_Goal of the exercise_. Make an exact copy of the entries below with the pictures removed.

Begin

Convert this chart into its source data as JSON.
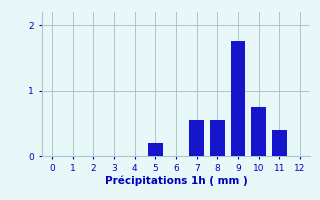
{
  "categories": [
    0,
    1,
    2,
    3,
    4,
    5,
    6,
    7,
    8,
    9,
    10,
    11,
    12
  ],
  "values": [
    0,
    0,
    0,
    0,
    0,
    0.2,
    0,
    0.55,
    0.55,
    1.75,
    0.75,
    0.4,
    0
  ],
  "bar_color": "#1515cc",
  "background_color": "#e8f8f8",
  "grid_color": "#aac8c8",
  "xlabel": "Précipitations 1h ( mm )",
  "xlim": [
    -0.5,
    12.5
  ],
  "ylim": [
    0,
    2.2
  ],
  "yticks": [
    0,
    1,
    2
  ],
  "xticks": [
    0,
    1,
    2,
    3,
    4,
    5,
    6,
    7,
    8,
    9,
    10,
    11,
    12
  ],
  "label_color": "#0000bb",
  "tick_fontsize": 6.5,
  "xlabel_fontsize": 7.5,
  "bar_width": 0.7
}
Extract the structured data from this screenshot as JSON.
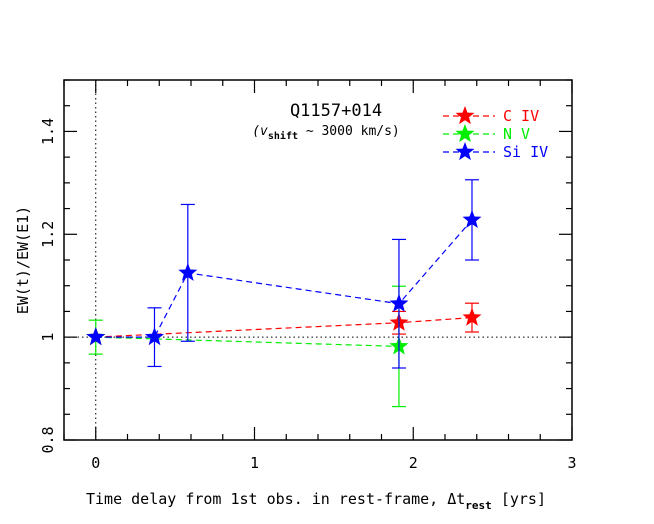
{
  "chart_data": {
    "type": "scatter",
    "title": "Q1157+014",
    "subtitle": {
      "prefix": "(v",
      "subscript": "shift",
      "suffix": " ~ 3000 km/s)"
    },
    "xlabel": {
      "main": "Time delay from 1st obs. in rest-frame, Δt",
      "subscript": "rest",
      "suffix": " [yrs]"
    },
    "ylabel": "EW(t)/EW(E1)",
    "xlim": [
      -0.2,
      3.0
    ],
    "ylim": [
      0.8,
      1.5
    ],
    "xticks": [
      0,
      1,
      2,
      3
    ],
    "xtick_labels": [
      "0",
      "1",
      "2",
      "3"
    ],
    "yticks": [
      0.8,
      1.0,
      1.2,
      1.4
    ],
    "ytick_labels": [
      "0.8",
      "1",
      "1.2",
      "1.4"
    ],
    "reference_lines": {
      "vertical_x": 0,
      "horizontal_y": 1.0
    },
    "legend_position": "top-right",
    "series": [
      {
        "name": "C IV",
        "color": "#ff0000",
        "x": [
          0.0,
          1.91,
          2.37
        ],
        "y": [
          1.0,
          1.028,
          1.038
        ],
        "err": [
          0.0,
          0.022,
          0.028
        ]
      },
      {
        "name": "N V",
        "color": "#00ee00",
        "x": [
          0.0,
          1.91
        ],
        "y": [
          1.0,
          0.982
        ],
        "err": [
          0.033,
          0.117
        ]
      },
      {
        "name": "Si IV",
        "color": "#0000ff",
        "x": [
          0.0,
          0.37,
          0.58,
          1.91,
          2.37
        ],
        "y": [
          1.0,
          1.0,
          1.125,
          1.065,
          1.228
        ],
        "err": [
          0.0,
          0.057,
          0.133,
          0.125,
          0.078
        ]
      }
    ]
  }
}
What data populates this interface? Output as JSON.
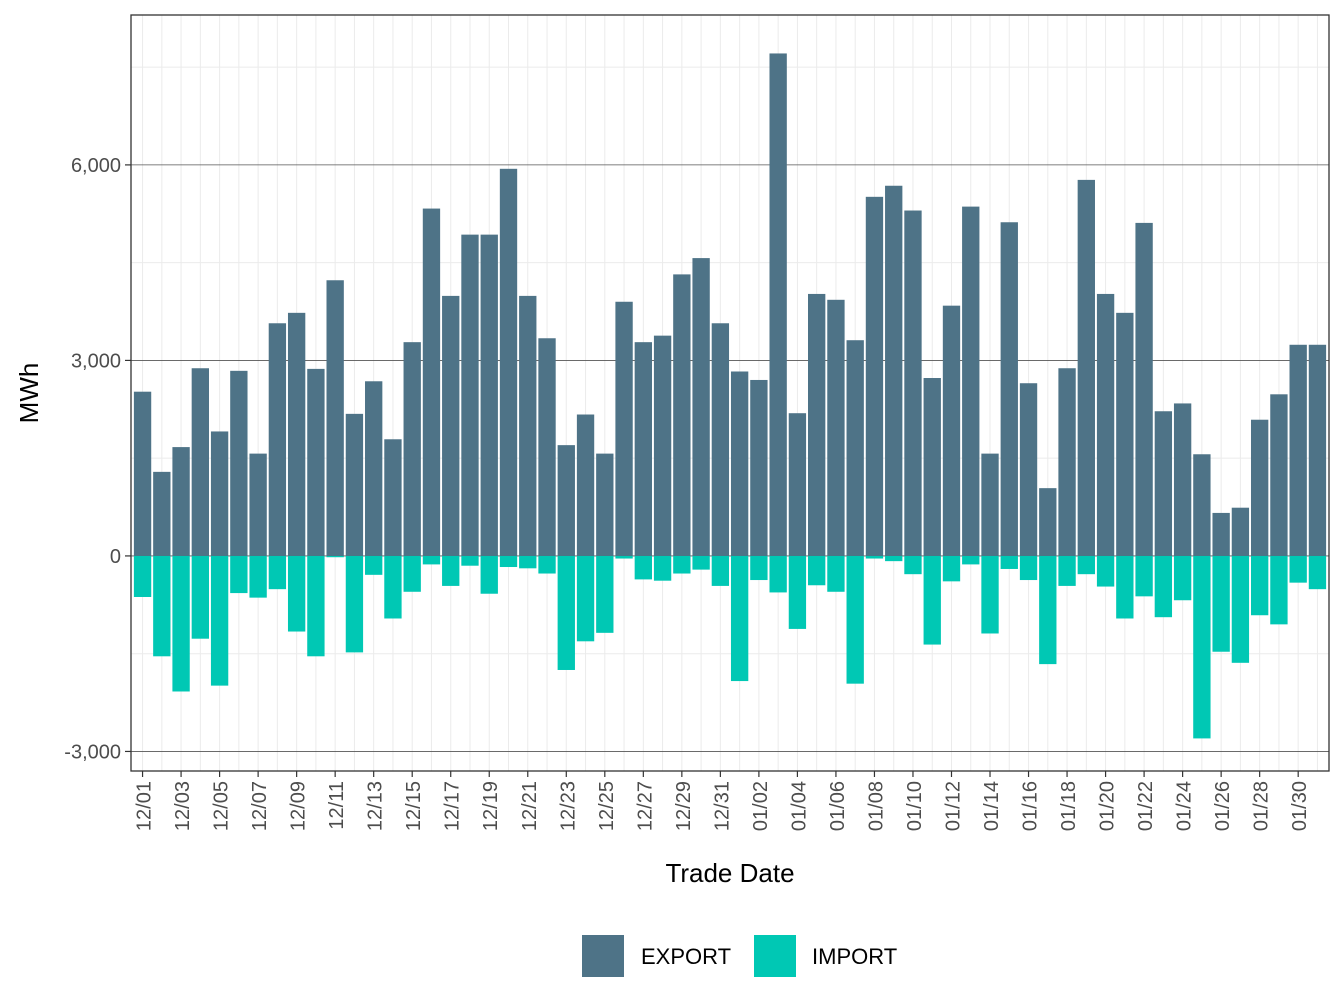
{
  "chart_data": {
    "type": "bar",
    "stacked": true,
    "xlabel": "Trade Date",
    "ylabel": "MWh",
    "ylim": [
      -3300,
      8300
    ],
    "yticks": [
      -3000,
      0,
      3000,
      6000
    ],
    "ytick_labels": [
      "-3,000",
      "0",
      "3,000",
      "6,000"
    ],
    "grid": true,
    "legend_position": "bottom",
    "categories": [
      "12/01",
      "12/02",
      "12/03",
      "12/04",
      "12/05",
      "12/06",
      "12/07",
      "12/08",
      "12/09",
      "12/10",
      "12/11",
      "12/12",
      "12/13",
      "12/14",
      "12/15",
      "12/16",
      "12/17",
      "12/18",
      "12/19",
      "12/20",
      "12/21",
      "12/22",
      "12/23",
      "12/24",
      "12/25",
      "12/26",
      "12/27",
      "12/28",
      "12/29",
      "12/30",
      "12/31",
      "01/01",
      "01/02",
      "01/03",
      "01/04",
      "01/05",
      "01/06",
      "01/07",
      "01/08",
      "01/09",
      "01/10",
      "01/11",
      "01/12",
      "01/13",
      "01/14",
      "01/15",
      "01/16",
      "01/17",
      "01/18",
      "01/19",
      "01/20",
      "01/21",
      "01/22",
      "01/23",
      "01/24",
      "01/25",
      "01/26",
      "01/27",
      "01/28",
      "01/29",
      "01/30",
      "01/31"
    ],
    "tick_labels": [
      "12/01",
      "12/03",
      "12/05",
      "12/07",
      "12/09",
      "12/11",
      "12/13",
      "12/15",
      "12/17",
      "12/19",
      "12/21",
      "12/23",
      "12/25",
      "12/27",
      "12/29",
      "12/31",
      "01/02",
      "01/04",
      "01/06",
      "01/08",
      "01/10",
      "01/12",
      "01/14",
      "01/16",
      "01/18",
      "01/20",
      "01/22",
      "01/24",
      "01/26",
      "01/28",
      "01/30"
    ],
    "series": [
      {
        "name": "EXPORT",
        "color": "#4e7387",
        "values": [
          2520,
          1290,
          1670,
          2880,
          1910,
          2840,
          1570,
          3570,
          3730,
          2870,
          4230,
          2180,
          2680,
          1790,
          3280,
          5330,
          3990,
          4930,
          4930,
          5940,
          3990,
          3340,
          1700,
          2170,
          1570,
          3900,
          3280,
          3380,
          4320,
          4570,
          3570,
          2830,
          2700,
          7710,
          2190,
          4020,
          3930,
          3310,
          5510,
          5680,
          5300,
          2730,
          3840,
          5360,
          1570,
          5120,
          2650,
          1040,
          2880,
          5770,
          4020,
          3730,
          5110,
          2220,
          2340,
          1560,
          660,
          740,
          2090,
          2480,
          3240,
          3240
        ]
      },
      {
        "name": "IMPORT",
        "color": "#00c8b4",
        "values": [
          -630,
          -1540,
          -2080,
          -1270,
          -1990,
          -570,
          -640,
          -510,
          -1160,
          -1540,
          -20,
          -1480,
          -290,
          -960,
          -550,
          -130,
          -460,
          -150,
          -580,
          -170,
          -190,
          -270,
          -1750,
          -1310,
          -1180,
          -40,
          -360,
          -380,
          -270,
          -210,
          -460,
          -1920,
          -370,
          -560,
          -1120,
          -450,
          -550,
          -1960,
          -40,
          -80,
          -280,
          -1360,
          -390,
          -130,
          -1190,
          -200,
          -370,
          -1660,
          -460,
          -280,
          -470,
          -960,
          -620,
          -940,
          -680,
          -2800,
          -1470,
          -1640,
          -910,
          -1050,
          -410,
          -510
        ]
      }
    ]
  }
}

End

_Correct response_.
Convert this chart into its source data as JSON.
{
  "categories": [
    0,
    1,
    2,
    3,
    4,
    5,
    6,
    7,
    8,
    9,
    10,
    11,
    12
  ],
  "values": [
    0,
    0,
    0,
    0,
    0,
    0.2,
    0,
    0.55,
    0.55,
    1.75,
    0.75,
    0.4,
    0
  ],
  "bar_color": "#1515cc",
  "background_color": "#e8f8f8",
  "grid_color": "#aac8c8",
  "xlabel": "Précipitations 1h ( mm )",
  "xlim": [
    -0.5,
    12.5
  ],
  "ylim": [
    0,
    2.2
  ],
  "yticks": [
    0,
    1,
    2
  ],
  "xticks": [
    0,
    1,
    2,
    3,
    4,
    5,
    6,
    7,
    8,
    9,
    10,
    11,
    12
  ],
  "label_color": "#0000bb",
  "tick_fontsize": 6.5,
  "xlabel_fontsize": 7.5,
  "bar_width": 0.7
}
Extract the structured data from this screenshot as JSON.
{
  "chart_data": {
    "type": "scatter",
    "title": "Q1157+014",
    "subtitle": {
      "prefix": "(v",
      "subscript": "shift",
      "suffix": " ~ 3000 km/s)"
    },
    "xlabel": {
      "main": "Time delay from 1st obs. in rest-frame, Δt",
      "subscript": "rest",
      "suffix": " [yrs]"
    },
    "ylabel": "EW(t)/EW(E1)",
    "xlim": [
      -0.2,
      3.0
    ],
    "ylim": [
      0.8,
      1.5
    ],
    "xticks": [
      0,
      1,
      2,
      3
    ],
    "xtick_labels": [
      "0",
      "1",
      "2",
      "3"
    ],
    "yticks": [
      0.8,
      1.0,
      1.2,
      1.4
    ],
    "ytick_labels": [
      "0.8",
      "1",
      "1.2",
      "1.4"
    ],
    "reference_lines": {
      "vertical_x": 0,
      "horizontal_y": 1.0
    },
    "legend_position": "top-right",
    "series": [
      {
        "name": "C IV",
        "color": "#ff0000",
        "x": [
          0.0,
          1.91,
          2.37
        ],
        "y": [
          1.0,
          1.028,
          1.038
        ],
        "err": [
          0.0,
          0.022,
          0.028
        ]
      },
      {
        "name": "N V",
        "color": "#00ee00",
        "x": [
          0.0,
          1.91
        ],
        "y": [
          1.0,
          0.982
        ],
        "err": [
          0.033,
          0.117
        ]
      },
      {
        "name": "Si IV",
        "color": "#0000ff",
        "x": [
          0.0,
          0.37,
          0.58,
          1.91,
          2.37
        ],
        "y": [
          1.0,
          1.0,
          1.125,
          1.065,
          1.228
        ],
        "err": [
          0.0,
          0.057,
          0.133,
          0.125,
          0.078
        ]
      }
    ]
  }
}
What data populates this interface? Output as JSON.
{
  "chart_data": {
    "type": "bar",
    "stacked": true,
    "xlabel": "Trade Date",
    "ylabel": "MWh",
    "ylim": [
      -3300,
      8300
    ],
    "yticks": [
      -3000,
      0,
      3000,
      6000
    ],
    "ytick_labels": [
      "-3,000",
      "0",
      "3,000",
      "6,000"
    ],
    "grid": true,
    "legend_position": "bottom",
    "categories": [
      "12/01",
      "12/02",
      "12/03",
      "12/04",
      "12/05",
      "12/06",
      "12/07",
      "12/08",
      "12/09",
      "12/10",
      "12/11",
      "12/12",
      "12/13",
      "12/14",
      "12/15",
      "12/16",
      "12/17",
      "12/18",
      "12/19",
      "12/20",
      "12/21",
      "12/22",
      "12/23",
      "12/24",
      "12/25",
      "12/26",
      "12/27",
      "12/28",
      "12/29",
      "12/30",
      "12/31",
      "01/01",
      "01/02",
      "01/03",
      "01/04",
      "01/05",
      "01/06",
      "01/07",
      "01/08",
      "01/09",
      "01/10",
      "01/11",
      "01/12",
      "01/13",
      "01/14",
      "01/15",
      "01/16",
      "01/17",
      "01/18",
      "01/19",
      "01/20",
      "01/21",
      "01/22",
      "01/23",
      "01/24",
      "01/25",
      "01/26",
      "01/27",
      "01/28",
      "01/29",
      "01/30",
      "01/31"
    ],
    "tick_labels": [
      "12/01",
      "12/03",
      "12/05",
      "12/07",
      "12/09",
      "12/11",
      "12/13",
      "12/15",
      "12/17",
      "12/19",
      "12/21",
      "12/23",
      "12/25",
      "12/27",
      "12/29",
      "12/31",
      "01/02",
      "01/04",
      "01/06",
      "01/08",
      "01/10",
      "01/12",
      "01/14",
      "01/16",
      "01/18",
      "01/20",
      "01/22",
      "01/24",
      "01/26",
      "01/28",
      "01/30"
    ],
    "series": [
      {
        "name": "EXPORT",
        "color": "#4e7387",
        "values": [
          2520,
          1290,
          1670,
          2880,
          1910,
          2840,
          1570,
          3570,
          3730,
          2870,
          4230,
          2180,
          2680,
          1790,
          3280,
          5330,
          3990,
          4930,
          4930,
          5940,
          3990,
          3340,
          1700,
          2170,
          1570,
          3900,
          3280,
          3380,
          4320,
          4570,
          3570,
          2830,
          2700,
          7710,
          2190,
          4020,
          3930,
          3310,
          5510,
          5680,
          5300,
          2730,
          3840,
          5360,
          1570,
          5120,
          2650,
          1040,
          2880,
          5770,
          4020,
          3730,
          5110,
          2220,
          2340,
          1560,
          660,
          740,
          2090,
          2480,
          3240,
          3240
        ]
      },
      {
        "name": "IMPORT",
        "color": "#00c8b4",
        "values": [
          -630,
          -1540,
          -2080,
          -1270,
          -1990,
          -570,
          -640,
          -510,
          -1160,
          -1540,
          -20,
          -1480,
          -290,
          -960,
          -550,
          -130,
          -460,
          -150,
          -580,
          -170,
          -190,
          -270,
          -1750,
          -1310,
          -1180,
          -40,
          -360,
          -380,
          -270,
          -210,
          -460,
          -1920,
          -370,
          -560,
          -1120,
          -450,
          -550,
          -1960,
          -40,
          -80,
          -280,
          -1360,
          -390,
          -130,
          -1190,
          -200,
          -370,
          -1660,
          -460,
          -280,
          -470,
          -960,
          -620,
          -940,
          -680,
          -2800,
          -1470,
          -1640,
          -910,
          -1050,
          -410,
          -510
        ]
      }
    ]
  }
}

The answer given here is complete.